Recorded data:
☆ ☆ ☆ ☆

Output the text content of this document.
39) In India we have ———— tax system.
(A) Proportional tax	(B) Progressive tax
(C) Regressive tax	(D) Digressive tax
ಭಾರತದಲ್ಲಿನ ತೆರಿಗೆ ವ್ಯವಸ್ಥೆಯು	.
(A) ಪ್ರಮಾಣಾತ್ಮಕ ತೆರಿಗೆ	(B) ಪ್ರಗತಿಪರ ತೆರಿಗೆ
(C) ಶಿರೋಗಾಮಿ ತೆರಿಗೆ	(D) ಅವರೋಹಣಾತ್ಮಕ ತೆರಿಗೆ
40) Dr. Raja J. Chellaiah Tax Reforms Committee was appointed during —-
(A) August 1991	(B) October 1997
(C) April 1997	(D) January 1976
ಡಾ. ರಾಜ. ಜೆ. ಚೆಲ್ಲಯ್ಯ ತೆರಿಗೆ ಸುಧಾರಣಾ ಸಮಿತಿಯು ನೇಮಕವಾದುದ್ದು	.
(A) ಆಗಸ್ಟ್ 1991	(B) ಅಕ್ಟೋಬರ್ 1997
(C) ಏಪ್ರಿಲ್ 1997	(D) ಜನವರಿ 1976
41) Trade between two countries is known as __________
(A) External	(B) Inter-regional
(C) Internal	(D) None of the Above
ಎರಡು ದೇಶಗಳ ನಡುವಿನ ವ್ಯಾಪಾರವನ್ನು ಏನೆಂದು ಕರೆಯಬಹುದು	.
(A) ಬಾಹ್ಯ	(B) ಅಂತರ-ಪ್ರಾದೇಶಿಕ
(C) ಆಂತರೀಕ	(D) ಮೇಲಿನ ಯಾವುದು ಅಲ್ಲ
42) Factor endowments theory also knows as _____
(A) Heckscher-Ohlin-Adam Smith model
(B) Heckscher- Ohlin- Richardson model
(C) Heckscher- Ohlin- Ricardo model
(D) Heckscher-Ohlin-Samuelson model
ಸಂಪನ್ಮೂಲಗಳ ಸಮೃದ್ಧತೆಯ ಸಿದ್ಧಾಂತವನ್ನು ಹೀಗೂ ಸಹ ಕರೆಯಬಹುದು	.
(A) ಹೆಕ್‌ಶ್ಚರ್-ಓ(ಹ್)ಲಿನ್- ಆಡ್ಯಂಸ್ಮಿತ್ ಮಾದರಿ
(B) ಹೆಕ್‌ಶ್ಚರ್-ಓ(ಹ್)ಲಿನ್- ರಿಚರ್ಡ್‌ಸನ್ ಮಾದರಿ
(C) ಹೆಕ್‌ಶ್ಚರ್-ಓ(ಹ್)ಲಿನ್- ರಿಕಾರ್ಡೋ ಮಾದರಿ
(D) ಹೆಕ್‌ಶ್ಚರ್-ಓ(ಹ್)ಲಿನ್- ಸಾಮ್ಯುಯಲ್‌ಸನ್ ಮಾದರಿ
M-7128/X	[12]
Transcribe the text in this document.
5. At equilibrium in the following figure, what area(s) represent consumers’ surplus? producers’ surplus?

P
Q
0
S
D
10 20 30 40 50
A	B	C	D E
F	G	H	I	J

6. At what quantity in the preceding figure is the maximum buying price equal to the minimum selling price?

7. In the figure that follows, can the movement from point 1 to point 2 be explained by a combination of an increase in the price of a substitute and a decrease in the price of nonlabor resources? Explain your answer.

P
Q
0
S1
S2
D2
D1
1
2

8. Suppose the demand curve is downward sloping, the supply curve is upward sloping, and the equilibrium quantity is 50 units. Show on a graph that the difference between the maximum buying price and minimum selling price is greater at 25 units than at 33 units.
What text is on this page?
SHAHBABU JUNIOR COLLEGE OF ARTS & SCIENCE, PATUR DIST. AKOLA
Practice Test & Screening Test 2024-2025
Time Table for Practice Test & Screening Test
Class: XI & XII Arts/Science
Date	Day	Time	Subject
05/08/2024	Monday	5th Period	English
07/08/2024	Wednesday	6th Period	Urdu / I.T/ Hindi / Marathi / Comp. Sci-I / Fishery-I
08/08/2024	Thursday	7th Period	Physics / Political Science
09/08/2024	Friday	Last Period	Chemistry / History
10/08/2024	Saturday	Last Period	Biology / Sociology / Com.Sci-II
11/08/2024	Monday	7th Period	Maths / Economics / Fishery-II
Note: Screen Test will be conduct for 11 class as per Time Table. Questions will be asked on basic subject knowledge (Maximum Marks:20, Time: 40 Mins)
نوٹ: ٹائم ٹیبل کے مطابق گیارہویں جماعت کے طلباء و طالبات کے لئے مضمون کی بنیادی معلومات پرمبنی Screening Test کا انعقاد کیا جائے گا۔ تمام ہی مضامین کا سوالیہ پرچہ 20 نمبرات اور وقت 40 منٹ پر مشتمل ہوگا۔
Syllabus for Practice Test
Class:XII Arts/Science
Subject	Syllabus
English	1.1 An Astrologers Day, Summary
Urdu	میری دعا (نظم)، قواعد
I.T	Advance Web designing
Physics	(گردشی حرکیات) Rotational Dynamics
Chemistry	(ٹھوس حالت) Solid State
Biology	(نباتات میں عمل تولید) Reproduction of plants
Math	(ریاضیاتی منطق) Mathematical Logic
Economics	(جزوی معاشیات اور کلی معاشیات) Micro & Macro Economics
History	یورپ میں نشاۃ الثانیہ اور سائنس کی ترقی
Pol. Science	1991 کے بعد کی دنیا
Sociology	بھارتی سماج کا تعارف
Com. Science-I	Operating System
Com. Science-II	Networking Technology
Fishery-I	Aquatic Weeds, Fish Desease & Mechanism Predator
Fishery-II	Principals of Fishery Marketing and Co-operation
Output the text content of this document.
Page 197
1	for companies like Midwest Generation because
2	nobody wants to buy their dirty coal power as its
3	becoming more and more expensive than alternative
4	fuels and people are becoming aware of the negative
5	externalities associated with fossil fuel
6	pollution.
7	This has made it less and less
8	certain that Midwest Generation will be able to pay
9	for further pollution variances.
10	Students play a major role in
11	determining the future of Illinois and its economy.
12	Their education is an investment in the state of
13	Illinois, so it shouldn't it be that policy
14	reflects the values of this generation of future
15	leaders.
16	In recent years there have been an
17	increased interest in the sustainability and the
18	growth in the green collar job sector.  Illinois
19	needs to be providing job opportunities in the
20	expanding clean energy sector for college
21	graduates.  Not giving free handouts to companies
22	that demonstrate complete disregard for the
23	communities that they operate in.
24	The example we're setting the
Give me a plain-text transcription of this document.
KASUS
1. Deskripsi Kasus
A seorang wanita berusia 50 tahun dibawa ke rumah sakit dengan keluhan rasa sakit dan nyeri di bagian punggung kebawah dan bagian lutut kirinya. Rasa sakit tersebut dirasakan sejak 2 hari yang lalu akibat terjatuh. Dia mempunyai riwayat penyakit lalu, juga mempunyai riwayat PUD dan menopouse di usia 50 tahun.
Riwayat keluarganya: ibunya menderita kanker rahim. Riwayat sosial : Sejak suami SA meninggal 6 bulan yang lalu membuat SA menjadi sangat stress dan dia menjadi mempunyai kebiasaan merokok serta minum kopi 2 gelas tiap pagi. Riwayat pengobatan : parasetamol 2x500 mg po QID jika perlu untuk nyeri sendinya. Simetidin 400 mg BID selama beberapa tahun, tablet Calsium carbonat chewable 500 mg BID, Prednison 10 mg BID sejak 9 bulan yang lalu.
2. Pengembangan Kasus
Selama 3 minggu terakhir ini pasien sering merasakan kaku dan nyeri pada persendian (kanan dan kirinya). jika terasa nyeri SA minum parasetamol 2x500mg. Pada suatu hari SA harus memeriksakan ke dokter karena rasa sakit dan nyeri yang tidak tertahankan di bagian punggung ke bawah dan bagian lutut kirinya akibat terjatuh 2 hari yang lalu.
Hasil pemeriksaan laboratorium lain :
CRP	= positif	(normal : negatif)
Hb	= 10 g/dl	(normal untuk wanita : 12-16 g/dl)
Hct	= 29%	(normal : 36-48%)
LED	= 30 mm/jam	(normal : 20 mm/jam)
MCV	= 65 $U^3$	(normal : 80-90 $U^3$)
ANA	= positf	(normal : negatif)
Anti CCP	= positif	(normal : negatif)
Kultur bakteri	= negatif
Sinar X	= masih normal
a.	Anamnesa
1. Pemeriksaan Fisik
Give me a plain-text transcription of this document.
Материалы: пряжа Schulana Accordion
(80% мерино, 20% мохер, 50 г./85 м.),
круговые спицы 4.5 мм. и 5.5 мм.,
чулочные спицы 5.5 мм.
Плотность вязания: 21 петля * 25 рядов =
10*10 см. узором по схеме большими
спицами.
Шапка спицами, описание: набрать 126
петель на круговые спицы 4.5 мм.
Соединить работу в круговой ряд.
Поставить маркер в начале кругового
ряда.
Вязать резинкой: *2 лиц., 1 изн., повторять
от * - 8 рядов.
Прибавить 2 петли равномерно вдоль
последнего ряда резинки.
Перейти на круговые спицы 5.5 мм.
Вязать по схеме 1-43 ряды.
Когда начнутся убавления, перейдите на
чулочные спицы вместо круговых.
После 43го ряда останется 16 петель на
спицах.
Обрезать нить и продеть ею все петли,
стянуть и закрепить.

☆ ☆ ☆ ☆

Problem to work on:
Reproduce each line of the material containing the word "than".

Output for this exercise:
8. Suppose the demand curve is downward sloping, the supply curve is upward sloping, and the equilibrium quantity is 50 units. Show on a graph that the difference between the maximum buying price and minimum selling price is greater at 25 units than at 33 units.
3	becoming more and more expensive than alternative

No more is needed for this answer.